### Exercise description
From the entries below, count every line that contains the word "xlabel". Please give the number and nothing else.

********************

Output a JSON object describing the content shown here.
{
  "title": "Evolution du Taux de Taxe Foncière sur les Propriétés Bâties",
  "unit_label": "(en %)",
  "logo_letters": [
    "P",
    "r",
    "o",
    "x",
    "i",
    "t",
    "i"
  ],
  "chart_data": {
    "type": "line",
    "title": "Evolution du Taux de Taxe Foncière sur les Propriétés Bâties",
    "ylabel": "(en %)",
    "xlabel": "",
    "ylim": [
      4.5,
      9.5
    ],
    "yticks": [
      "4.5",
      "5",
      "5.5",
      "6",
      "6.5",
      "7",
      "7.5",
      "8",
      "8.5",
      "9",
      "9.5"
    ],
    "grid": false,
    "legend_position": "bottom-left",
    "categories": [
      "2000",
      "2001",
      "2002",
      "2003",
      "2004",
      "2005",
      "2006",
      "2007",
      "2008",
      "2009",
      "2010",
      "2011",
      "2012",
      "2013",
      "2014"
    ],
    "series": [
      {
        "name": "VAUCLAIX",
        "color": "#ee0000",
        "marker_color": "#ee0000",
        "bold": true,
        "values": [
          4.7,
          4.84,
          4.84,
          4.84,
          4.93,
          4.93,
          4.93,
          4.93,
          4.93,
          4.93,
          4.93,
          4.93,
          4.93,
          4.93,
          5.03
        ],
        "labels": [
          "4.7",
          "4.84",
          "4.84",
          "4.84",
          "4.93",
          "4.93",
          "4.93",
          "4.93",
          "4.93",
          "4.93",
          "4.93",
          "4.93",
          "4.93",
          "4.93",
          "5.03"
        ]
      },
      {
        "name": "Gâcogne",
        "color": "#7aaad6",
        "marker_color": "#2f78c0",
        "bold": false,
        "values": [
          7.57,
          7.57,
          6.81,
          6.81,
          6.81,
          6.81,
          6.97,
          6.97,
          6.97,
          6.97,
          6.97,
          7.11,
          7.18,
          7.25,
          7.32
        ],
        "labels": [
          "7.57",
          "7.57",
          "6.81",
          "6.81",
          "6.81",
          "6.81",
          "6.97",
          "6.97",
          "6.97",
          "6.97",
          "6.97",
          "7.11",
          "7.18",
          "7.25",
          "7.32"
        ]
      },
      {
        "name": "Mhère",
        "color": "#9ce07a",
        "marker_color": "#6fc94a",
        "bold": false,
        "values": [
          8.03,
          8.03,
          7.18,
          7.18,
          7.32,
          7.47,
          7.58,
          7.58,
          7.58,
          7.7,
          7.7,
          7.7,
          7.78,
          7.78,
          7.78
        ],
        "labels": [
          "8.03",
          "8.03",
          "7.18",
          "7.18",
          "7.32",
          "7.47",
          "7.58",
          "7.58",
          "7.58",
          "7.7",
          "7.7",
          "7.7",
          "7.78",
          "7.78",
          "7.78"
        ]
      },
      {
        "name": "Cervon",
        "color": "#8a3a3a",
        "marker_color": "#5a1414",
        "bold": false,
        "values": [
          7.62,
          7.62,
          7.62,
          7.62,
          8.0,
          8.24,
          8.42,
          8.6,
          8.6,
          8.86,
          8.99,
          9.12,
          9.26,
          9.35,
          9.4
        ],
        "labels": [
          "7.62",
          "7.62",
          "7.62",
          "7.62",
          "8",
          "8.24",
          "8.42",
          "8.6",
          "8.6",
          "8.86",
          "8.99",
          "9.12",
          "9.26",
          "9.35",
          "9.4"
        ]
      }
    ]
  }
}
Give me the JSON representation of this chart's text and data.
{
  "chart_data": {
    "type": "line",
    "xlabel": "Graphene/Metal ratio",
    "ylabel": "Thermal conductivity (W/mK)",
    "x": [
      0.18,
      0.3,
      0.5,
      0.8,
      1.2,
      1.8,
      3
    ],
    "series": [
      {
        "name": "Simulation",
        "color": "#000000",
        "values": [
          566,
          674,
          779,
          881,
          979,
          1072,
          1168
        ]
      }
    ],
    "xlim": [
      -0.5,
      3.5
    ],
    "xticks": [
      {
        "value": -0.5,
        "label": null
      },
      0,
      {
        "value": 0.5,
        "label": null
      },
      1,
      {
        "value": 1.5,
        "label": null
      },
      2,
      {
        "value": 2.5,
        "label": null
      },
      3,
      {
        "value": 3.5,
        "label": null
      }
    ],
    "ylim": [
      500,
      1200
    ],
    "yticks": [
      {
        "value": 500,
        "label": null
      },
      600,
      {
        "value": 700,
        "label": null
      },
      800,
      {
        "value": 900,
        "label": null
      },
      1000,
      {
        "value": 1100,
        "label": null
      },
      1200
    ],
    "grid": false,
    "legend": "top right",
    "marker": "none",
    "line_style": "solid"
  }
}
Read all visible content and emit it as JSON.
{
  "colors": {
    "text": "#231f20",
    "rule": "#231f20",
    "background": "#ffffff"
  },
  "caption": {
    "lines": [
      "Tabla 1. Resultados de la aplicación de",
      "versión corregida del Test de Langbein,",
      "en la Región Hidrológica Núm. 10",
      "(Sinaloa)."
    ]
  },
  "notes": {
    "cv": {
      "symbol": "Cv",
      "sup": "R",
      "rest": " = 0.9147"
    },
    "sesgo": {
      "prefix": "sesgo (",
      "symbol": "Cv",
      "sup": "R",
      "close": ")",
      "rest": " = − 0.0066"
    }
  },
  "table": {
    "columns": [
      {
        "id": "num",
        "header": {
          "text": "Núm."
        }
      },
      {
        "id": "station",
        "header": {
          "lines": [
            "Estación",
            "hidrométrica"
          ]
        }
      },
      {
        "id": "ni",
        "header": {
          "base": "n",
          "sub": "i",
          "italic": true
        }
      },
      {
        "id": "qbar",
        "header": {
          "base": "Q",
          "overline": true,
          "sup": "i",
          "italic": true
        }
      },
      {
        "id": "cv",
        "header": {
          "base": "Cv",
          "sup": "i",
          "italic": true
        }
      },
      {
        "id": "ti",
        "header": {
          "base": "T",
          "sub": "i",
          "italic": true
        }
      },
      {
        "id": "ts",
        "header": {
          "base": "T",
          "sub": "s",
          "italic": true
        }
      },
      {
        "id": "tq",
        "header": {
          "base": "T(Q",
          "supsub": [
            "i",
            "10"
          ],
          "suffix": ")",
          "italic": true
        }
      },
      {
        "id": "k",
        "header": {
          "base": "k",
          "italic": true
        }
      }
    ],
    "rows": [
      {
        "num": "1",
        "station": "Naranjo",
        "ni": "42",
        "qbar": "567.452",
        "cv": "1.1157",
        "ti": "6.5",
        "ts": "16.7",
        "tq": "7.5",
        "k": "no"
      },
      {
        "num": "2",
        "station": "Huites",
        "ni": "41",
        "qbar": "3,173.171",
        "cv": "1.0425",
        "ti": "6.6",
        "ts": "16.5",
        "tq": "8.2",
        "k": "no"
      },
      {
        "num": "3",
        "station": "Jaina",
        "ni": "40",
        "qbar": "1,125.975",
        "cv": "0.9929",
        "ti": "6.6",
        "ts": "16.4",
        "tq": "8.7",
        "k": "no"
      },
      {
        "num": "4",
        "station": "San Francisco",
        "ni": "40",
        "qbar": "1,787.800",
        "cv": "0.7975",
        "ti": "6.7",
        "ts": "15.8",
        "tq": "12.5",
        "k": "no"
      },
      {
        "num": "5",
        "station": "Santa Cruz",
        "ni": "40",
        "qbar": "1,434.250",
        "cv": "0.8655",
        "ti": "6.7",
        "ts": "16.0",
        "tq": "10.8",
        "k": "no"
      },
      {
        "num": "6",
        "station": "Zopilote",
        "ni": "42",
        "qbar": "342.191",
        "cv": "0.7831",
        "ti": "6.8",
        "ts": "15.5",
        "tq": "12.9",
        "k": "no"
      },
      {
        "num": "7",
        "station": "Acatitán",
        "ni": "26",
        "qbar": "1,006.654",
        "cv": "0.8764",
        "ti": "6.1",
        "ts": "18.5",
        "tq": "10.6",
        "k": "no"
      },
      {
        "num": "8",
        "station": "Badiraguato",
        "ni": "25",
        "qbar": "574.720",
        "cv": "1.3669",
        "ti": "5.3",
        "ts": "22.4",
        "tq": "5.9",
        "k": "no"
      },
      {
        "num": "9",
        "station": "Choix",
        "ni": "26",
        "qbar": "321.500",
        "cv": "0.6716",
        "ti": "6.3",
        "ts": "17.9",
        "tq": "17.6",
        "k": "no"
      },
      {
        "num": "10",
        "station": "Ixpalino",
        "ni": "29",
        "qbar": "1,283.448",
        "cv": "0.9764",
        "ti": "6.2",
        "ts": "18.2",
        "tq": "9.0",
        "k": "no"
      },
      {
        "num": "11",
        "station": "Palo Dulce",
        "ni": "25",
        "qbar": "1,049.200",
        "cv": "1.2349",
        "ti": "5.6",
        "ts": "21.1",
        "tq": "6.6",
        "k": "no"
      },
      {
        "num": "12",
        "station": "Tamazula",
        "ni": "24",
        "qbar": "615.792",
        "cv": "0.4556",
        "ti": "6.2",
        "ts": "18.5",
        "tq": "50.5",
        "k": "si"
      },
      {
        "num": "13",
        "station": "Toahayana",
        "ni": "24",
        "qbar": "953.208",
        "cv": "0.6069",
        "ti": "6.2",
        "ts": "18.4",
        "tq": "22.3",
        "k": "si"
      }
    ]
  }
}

********************

### Solution for this problem
2